--- Written instruction ---
Transcribe the lines below verbatim, skipping the images.

== == ==

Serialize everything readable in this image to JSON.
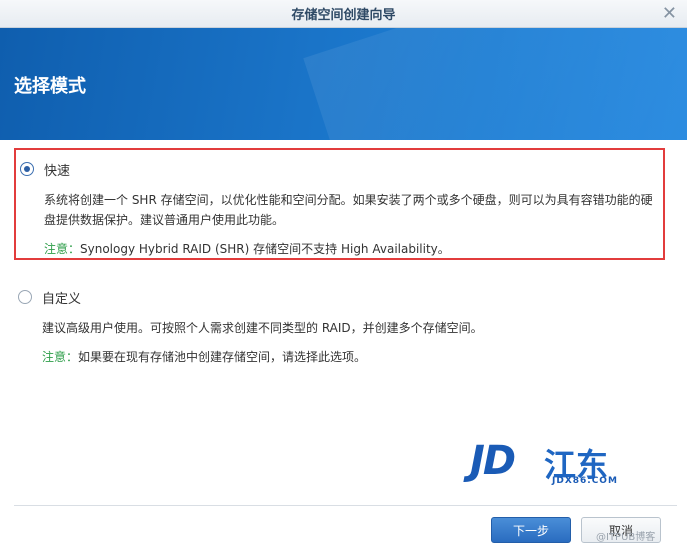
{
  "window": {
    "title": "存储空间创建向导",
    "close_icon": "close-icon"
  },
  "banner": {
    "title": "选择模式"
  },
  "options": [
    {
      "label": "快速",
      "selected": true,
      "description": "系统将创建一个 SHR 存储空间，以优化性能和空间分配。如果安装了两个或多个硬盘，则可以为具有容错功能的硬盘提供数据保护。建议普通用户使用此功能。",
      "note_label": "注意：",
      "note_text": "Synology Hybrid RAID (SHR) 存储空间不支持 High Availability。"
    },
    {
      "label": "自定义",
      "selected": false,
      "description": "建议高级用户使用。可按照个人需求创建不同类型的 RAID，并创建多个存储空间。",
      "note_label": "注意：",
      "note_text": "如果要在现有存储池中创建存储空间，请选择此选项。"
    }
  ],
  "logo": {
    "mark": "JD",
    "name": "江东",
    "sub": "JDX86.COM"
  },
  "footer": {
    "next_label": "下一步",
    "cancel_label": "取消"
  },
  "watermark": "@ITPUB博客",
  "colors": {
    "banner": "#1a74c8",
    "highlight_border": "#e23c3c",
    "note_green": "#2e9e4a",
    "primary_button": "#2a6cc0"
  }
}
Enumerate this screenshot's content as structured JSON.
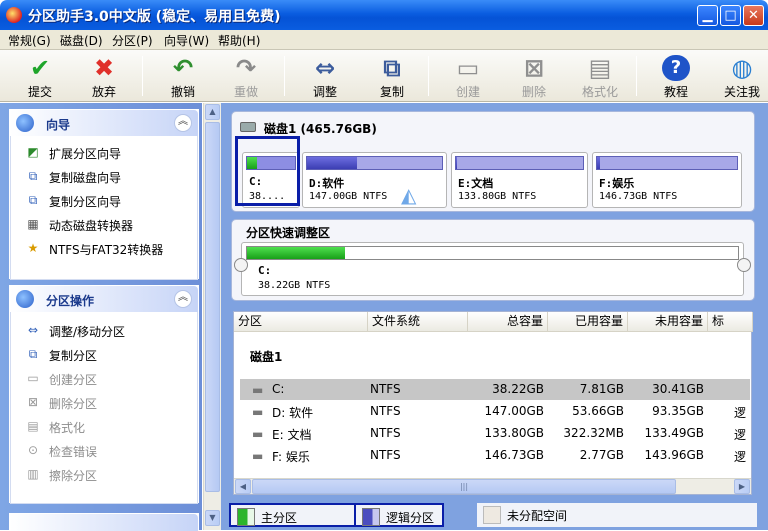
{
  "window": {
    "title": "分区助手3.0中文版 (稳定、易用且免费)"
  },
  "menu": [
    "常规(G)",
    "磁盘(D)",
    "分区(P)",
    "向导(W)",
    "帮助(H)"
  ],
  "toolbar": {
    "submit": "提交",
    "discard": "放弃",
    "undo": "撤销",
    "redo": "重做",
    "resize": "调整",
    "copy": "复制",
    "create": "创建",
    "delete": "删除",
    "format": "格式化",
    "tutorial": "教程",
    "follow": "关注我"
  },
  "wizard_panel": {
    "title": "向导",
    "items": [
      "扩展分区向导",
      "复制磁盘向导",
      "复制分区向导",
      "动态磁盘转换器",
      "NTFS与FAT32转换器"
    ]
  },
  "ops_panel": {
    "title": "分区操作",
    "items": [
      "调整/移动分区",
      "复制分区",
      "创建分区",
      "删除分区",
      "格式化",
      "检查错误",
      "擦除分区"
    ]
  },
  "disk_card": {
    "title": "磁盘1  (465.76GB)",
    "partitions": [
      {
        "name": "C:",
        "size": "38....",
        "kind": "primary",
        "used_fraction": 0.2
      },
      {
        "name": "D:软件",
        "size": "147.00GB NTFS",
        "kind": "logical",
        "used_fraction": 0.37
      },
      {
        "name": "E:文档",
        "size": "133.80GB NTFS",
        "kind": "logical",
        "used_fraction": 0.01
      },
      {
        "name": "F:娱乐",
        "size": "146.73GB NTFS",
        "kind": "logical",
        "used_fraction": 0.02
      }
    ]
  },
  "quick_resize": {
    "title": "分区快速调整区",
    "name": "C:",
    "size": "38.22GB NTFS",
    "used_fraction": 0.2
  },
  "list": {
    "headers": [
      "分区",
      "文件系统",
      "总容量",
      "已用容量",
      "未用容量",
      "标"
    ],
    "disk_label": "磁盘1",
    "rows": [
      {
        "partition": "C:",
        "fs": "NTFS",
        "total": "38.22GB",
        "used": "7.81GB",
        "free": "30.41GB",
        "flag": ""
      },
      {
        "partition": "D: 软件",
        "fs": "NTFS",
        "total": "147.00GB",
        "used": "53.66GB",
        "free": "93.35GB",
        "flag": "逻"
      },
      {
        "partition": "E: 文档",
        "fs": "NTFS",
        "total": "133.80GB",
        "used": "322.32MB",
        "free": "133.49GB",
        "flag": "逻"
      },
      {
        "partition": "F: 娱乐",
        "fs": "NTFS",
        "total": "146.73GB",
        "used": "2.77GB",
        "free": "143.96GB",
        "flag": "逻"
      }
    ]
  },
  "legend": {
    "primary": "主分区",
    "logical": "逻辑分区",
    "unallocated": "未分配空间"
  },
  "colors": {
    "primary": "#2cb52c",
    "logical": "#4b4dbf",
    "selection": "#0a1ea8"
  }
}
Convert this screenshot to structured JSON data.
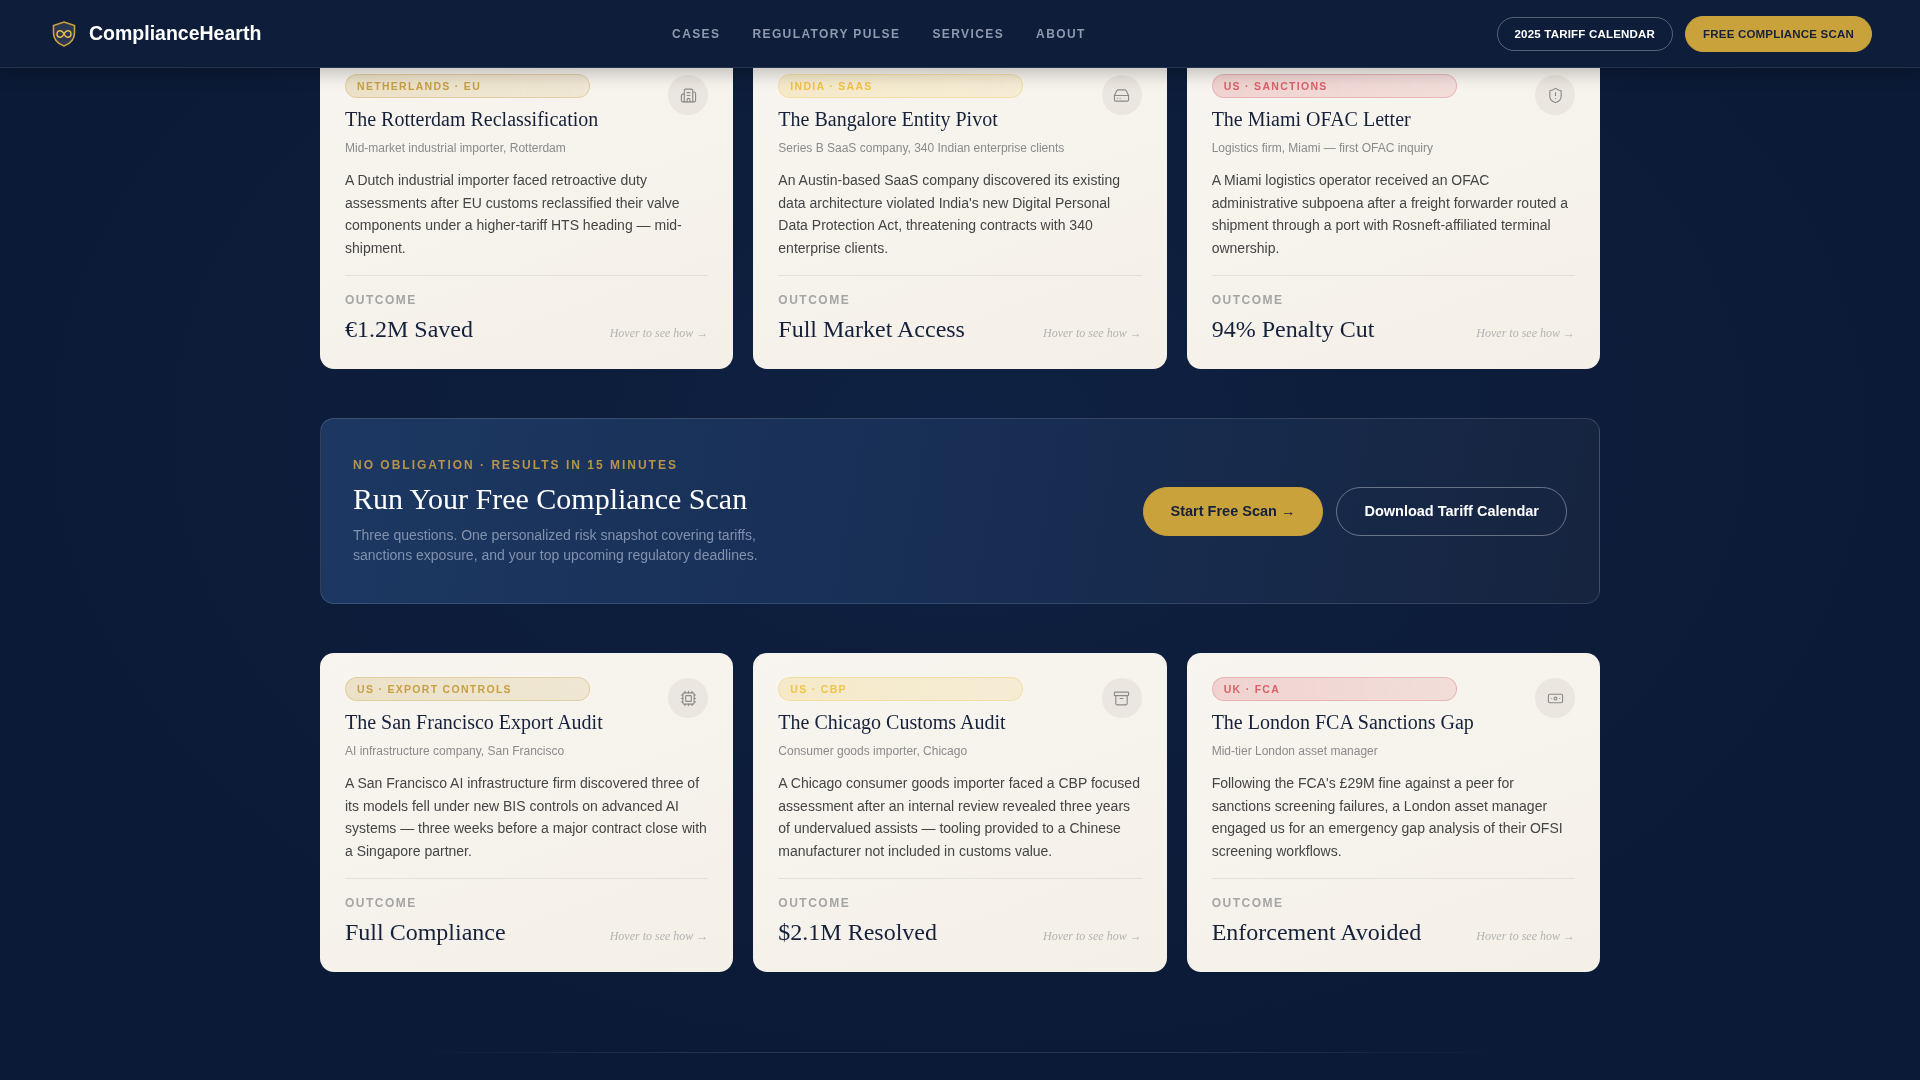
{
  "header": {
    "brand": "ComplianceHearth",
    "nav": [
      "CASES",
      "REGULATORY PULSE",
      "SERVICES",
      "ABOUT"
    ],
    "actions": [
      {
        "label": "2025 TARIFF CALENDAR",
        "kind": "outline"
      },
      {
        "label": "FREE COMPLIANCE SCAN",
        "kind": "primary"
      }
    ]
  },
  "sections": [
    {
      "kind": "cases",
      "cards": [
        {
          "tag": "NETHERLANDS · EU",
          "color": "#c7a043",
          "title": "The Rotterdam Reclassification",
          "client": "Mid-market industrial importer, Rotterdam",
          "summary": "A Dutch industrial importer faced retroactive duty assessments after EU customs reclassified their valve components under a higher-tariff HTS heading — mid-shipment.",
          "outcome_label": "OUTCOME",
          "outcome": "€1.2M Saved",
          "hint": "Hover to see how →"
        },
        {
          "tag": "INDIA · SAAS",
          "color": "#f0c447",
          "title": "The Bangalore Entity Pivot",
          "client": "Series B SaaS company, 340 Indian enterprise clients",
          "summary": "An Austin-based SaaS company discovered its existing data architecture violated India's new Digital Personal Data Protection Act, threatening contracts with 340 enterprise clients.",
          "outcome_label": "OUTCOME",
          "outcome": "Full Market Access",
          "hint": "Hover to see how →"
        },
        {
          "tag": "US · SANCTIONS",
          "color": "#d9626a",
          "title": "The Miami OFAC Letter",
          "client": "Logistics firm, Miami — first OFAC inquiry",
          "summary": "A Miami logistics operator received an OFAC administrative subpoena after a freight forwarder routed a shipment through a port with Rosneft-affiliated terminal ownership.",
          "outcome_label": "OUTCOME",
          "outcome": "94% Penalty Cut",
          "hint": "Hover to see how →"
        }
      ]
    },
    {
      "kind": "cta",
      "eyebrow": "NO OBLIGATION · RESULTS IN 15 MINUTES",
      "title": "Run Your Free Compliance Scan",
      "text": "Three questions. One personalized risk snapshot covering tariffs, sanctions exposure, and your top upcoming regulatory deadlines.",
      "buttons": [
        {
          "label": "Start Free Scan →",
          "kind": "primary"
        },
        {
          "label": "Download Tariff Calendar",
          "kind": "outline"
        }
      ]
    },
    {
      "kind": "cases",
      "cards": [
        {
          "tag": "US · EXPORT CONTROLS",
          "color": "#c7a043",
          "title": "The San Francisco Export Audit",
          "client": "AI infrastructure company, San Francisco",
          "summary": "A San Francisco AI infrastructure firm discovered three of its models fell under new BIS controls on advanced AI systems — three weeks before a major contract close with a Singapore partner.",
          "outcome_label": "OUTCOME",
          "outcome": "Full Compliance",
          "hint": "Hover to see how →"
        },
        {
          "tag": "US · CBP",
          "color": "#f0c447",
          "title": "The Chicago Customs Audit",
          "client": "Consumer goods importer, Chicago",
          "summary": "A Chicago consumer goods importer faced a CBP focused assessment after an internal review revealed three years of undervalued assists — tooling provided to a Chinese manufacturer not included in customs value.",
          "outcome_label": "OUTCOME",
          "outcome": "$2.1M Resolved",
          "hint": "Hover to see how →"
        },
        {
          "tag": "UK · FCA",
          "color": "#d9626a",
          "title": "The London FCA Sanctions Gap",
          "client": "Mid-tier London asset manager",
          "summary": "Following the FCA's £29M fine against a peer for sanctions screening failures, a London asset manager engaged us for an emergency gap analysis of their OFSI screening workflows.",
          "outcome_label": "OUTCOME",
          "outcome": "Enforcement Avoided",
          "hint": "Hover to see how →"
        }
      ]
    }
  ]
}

== == ==

--- Exercise result ---
Serialize everything readable in this image to JSON.
{
  "window": {
    "title": "存储空间创建向导",
    "close_icon": "close-icon"
  },
  "banner": {
    "title": "选择模式"
  },
  "options": [
    {
      "label": "快速",
      "selected": true,
      "description": "系统将创建一个 SHR 存储空间，以优化性能和空间分配。如果安装了两个或多个硬盘，则可以为具有容错功能的硬盘提供数据保护。建议普通用户使用此功能。",
      "note_label": "注意：",
      "note_text": "Synology Hybrid RAID (SHR) 存储空间不支持 High Availability。"
    },
    {
      "label": "自定义",
      "selected": false,
      "description": "建议高级用户使用。可按照个人需求创建不同类型的 RAID，并创建多个存储空间。",
      "note_label": "注意：",
      "note_text": "如果要在现有存储池中创建存储空间，请选择此选项。"
    }
  ],
  "logo": {
    "mark": "JD",
    "name": "江东",
    "sub": "JDX86.COM"
  },
  "footer": {
    "next_label": "下一步",
    "cancel_label": "取消"
  },
  "watermark": "@ITPUB博客",
  "colors": {
    "banner": "#1a74c8",
    "highlight_border": "#e23c3c",
    "note_green": "#2e9e4a",
    "primary_button": "#2a6cc0"
  }
}
Enumerate this screenshot's content as structured JSON.
{
  "window": {
    "title": "分区助手3.0中文版 (稳定、易用且免费)"
  },
  "menu": [
    "常规(G)",
    "磁盘(D)",
    "分区(P)",
    "向导(W)",
    "帮助(H)"
  ],
  "toolbar": {
    "submit": "提交",
    "discard": "放弃",
    "undo": "撤销",
    "redo": "重做",
    "resize": "调整",
    "copy": "复制",
    "create": "创建",
    "delete": "删除",
    "format": "格式化",
    "tutorial": "教程",
    "follow": "关注我"
  },
  "wizard_panel": {
    "title": "向导",
    "items": [
      "扩展分区向导",
      "复制磁盘向导",
      "复制分区向导",
      "动态磁盘转换器",
      "NTFS与FAT32转换器"
    ]
  },
  "ops_panel": {
    "title": "分区操作",
    "items": [
      "调整/移动分区",
      "复制分区",
      "创建分区",
      "删除分区",
      "格式化",
      "检查错误",
      "擦除分区"
    ]
  },
  "disk_card": {
    "title": "磁盘1  (465.76GB)",
    "partitions": [
      {
        "name": "C:",
        "size": "38....",
        "kind": "primary",
        "used_fraction": 0.2
      },
      {
        "name": "D:软件",
        "size": "147.00GB NTFS",
        "kind": "logical",
        "used_fraction": 0.37
      },
      {
        "name": "E:文档",
        "size": "133.80GB NTFS",
        "kind": "logical",
        "used_fraction": 0.01
      },
      {
        "name": "F:娱乐",
        "size": "146.73GB NTFS",
        "kind": "logical",
        "used_fraction": 0.02
      }
    ]
  },
  "quick_resize": {
    "title": "分区快速调整区",
    "name": "C:",
    "size": "38.22GB NTFS",
    "used_fraction": 0.2
  },
  "list": {
    "headers": [
      "分区",
      "文件系统",
      "总容量",
      "已用容量",
      "未用容量",
      "标"
    ],
    "disk_label": "磁盘1",
    "rows": [
      {
        "partition": "C:",
        "fs": "NTFS",
        "total": "38.22GB",
        "used": "7.81GB",
        "free": "30.41GB",
        "flag": ""
      },
      {
        "partition": "D: 软件",
        "fs": "NTFS",
        "total": "147.00GB",
        "used": "53.66GB",
        "free": "93.35GB",
        "flag": "逻"
      },
      {
        "partition": "E: 文档",
        "fs": "NTFS",
        "total": "133.80GB",
        "used": "322.32MB",
        "free": "133.49GB",
        "flag": "逻"
      },
      {
        "partition": "F: 娱乐",
        "fs": "NTFS",
        "total": "146.73GB",
        "used": "2.77GB",
        "free": "143.96GB",
        "flag": "逻"
      }
    ]
  },
  "legend": {
    "primary": "主分区",
    "logical": "逻辑分区",
    "unallocated": "未分配空间"
  },
  "colors": {
    "primary": "#2cb52c",
    "logical": "#4b4dbf",
    "selection": "#0a1ea8"
  }
}
Convert this screenshot to structured JSON data.
{
  "header": {
    "brand": "ComplianceHearth",
    "nav": [
      "CASES",
      "REGULATORY PULSE",
      "SERVICES",
      "ABOUT"
    ],
    "actions": [
      {
        "label": "2025 TARIFF CALENDAR",
        "kind": "outline"
      },
      {
        "label": "FREE COMPLIANCE SCAN",
        "kind": "primary"
      }
    ]
  },
  "sections": [
    {
      "kind": "cases",
      "cards": [
        {
          "tag": "NETHERLANDS · EU",
          "color": "#c7a043",
          "title": "The Rotterdam Reclassification",
          "client": "Mid-market industrial importer, Rotterdam",
          "summary": "A Dutch industrial importer faced retroactive duty assessments after EU customs reclassified their valve components under a higher-tariff HTS heading — mid-shipment.",
          "outcome_label": "OUTCOME",
          "outcome": "€1.2M Saved",
          "hint": "Hover to see how →"
        },
        {
          "tag": "INDIA · SAAS",
          "color": "#f0c447",
          "title": "The Bangalore Entity Pivot",
          "client": "Series B SaaS company, 340 Indian enterprise clients",
          "summary": "An Austin-based SaaS company discovered its existing data architecture violated India's new Digital Personal Data Protection Act, threatening contracts with 340 enterprise clients.",
          "outcome_label": "OUTCOME",
          "outcome": "Full Market Access",
          "hint": "Hover to see how →"
        },
        {
          "tag": "US · SANCTIONS",
          "color": "#d9626a",
          "title": "The Miami OFAC Letter",
          "client": "Logistics firm, Miami — first OFAC inquiry",
          "summary": "A Miami logistics operator received an OFAC administrative subpoena after a freight forwarder routed a shipment through a port with Rosneft-affiliated terminal ownership.",
          "outcome_label": "OUTCOME",
          "outcome": "94% Penalty Cut",
          "hint": "Hover to see how →"
        }
      ]
    },
    {
      "kind": "cta",
      "eyebrow": "NO OBLIGATION · RESULTS IN 15 MINUTES",
      "title": "Run Your Free Compliance Scan",
      "text": "Three questions. One personalized risk snapshot covering tariffs, sanctions exposure, and your top upcoming regulatory deadlines.",
      "buttons": [
        {
          "label": "Start Free Scan →",
          "kind": "primary"
        },
        {
          "label": "Download Tariff Calendar",
          "kind": "outline"
        }
      ]
    },
    {
      "kind": "cases",
      "cards": [
        {
          "tag": "US · EXPORT CONTROLS",
          "color": "#c7a043",
          "title": "The San Francisco Export Audit",
          "client": "AI infrastructure company, San Francisco",
          "summary": "A San Francisco AI infrastructure firm discovered three of its models fell under new BIS controls on advanced AI systems — three weeks before a major contract close with a Singapore partner.",
          "outcome_label": "OUTCOME",
          "outcome": "Full Compliance",
          "hint": "Hover to see how →"
        },
        {
          "tag": "US · CBP",
          "color": "#f0c447",
          "title": "The Chicago Customs Audit",
          "client": "Consumer goods importer, Chicago",
          "summary": "A Chicago consumer goods importer faced a CBP focused assessment after an internal review revealed three years of undervalued assists — tooling provided to a Chinese manufacturer not included in customs value.",
          "outcome_label": "OUTCOME",
          "outcome": "$2.1M Resolved",
          "hint": "Hover to see how →"
        },
        {
          "tag": "UK · FCA",
          "color": "#d9626a",
          "title": "The London FCA Sanctions Gap",
          "client": "Mid-tier London asset manager",
          "summary": "Following the FCA's £29M fine against a peer for sanctions screening failures, a London asset manager engaged us for an emergency gap analysis of their OFSI screening workflows.",
          "outcome_label": "OUTCOME",
          "outcome": "Enforcement Avoided",
          "hint": "Hover to see how →"
        }
      ]
    }
  ]
}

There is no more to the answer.